EXERCISE TASK: Beginning with the line that holds "Serialize everything readable", set down each line of the data below through the very last, exactly as given, and nothing beyond that.
---
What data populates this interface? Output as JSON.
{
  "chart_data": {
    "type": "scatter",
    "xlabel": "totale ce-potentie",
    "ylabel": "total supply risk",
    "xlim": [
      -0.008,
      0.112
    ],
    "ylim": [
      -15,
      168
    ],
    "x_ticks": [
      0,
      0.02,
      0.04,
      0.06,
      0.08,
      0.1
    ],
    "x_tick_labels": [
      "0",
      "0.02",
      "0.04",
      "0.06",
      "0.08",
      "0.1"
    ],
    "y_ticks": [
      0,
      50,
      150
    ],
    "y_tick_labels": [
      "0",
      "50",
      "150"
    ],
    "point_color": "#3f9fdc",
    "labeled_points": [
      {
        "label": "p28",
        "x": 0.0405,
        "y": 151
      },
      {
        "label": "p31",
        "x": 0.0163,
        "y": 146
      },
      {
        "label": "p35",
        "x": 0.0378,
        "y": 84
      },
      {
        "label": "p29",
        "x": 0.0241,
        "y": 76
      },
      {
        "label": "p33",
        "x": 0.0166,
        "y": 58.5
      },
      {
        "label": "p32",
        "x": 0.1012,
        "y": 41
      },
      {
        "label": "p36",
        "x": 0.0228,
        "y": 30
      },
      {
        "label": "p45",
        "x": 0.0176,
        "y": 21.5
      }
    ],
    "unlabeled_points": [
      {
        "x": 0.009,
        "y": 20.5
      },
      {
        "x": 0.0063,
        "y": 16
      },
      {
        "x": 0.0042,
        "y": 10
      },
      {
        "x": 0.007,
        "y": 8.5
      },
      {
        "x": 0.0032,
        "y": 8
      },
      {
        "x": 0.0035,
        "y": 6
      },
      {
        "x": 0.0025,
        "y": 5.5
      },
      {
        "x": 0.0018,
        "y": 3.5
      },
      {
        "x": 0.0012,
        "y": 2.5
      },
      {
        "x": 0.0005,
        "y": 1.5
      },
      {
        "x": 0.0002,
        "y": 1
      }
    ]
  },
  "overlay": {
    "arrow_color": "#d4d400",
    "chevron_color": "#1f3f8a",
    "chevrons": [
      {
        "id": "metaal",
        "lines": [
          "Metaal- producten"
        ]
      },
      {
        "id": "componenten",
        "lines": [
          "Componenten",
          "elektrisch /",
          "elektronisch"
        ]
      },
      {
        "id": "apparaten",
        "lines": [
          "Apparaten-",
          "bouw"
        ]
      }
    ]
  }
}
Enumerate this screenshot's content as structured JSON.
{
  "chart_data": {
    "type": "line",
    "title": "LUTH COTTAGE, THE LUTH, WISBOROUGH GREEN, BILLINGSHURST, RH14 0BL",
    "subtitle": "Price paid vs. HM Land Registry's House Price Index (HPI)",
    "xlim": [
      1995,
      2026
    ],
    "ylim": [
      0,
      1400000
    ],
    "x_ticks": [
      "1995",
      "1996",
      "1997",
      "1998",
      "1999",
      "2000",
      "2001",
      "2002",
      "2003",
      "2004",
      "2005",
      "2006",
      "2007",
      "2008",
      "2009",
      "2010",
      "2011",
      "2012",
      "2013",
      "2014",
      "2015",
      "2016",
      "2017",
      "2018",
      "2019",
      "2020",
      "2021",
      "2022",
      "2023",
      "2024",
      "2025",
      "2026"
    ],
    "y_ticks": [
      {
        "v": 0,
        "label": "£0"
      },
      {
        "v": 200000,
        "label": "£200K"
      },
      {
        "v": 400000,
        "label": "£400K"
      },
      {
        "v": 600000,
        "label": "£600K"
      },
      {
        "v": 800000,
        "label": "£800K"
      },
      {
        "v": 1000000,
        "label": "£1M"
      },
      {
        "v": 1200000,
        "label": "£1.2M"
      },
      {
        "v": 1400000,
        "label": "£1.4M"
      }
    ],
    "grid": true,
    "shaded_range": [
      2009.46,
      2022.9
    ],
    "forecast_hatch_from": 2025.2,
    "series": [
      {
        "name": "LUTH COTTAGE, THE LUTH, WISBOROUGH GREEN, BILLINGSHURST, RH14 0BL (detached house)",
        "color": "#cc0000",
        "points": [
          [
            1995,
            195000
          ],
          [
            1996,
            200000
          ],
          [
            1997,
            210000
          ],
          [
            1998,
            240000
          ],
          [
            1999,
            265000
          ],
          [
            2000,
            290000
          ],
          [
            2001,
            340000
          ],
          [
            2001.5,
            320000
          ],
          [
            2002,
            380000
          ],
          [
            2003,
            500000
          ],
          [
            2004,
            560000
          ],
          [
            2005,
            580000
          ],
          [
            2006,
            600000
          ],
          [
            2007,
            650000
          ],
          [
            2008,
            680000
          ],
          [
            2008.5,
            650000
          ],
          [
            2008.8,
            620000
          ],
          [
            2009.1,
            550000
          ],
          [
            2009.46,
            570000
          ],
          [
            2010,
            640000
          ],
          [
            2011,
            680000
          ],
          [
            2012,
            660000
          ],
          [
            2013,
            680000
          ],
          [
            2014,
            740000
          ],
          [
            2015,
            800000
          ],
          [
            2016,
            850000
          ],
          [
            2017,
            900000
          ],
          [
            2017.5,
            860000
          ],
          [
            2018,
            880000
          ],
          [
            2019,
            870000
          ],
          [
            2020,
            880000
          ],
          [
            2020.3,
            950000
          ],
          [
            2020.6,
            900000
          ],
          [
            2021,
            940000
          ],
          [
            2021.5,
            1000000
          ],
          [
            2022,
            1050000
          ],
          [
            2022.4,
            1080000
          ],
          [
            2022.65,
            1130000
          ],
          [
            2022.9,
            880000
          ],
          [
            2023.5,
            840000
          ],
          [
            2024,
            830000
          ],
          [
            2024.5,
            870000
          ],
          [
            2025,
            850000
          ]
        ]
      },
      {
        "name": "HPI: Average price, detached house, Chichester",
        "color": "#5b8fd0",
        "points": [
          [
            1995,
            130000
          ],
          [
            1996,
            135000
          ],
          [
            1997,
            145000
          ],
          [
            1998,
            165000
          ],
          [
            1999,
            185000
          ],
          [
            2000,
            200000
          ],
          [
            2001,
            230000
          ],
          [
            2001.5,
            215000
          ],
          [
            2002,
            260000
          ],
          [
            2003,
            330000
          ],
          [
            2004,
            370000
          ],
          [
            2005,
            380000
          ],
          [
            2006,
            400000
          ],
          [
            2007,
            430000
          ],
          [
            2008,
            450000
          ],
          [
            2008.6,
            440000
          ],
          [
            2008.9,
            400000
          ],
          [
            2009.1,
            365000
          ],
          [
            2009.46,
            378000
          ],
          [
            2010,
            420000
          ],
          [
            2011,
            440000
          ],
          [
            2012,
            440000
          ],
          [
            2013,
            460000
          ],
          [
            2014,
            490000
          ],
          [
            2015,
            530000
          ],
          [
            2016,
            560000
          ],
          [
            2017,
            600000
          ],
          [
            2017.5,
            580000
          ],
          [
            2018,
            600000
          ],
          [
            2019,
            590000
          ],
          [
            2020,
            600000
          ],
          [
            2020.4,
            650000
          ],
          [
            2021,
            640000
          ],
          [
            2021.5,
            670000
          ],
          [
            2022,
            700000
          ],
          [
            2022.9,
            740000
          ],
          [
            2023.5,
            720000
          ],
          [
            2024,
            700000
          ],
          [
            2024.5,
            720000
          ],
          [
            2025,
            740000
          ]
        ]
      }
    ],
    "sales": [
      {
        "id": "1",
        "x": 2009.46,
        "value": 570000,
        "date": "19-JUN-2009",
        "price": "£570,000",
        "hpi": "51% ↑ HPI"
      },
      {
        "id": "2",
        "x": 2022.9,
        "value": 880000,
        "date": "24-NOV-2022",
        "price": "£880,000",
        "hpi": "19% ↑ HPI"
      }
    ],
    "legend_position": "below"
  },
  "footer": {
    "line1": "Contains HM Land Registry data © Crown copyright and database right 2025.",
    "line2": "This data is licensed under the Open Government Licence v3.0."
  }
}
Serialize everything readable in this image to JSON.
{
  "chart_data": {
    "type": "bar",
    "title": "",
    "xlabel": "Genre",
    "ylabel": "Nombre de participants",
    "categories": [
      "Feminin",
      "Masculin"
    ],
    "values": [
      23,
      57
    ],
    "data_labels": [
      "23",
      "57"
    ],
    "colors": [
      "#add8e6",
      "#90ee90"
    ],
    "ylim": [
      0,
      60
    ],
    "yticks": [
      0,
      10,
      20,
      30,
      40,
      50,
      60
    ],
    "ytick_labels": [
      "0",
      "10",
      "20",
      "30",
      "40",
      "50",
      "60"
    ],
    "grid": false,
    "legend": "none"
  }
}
---
WORKED ANSWER:
Serialize everything readable in this image to JSON.
{
  "chart_data": {
    "type": "bar",
    "title": "",
    "xlabel": "Genre",
    "ylabel": "Nombre de participants",
    "categories": [
      "Feminin",
      "Masculin"
    ],
    "values": [
      23,
      57
    ],
    "data_labels": [
      "23",
      "57"
    ],
    "colors": [
      "#add8e6",
      "#90ee90"
    ],
    "ylim": [
      0,
      60
    ],
    "yticks": [
      0,
      10,
      20,
      30,
      40,
      50,
      60
    ],
    "ytick_labels": [
      "0",
      "10",
      "20",
      "30",
      "40",
      "50",
      "60"
    ],
    "grid": false,
    "legend": "none"
  }
}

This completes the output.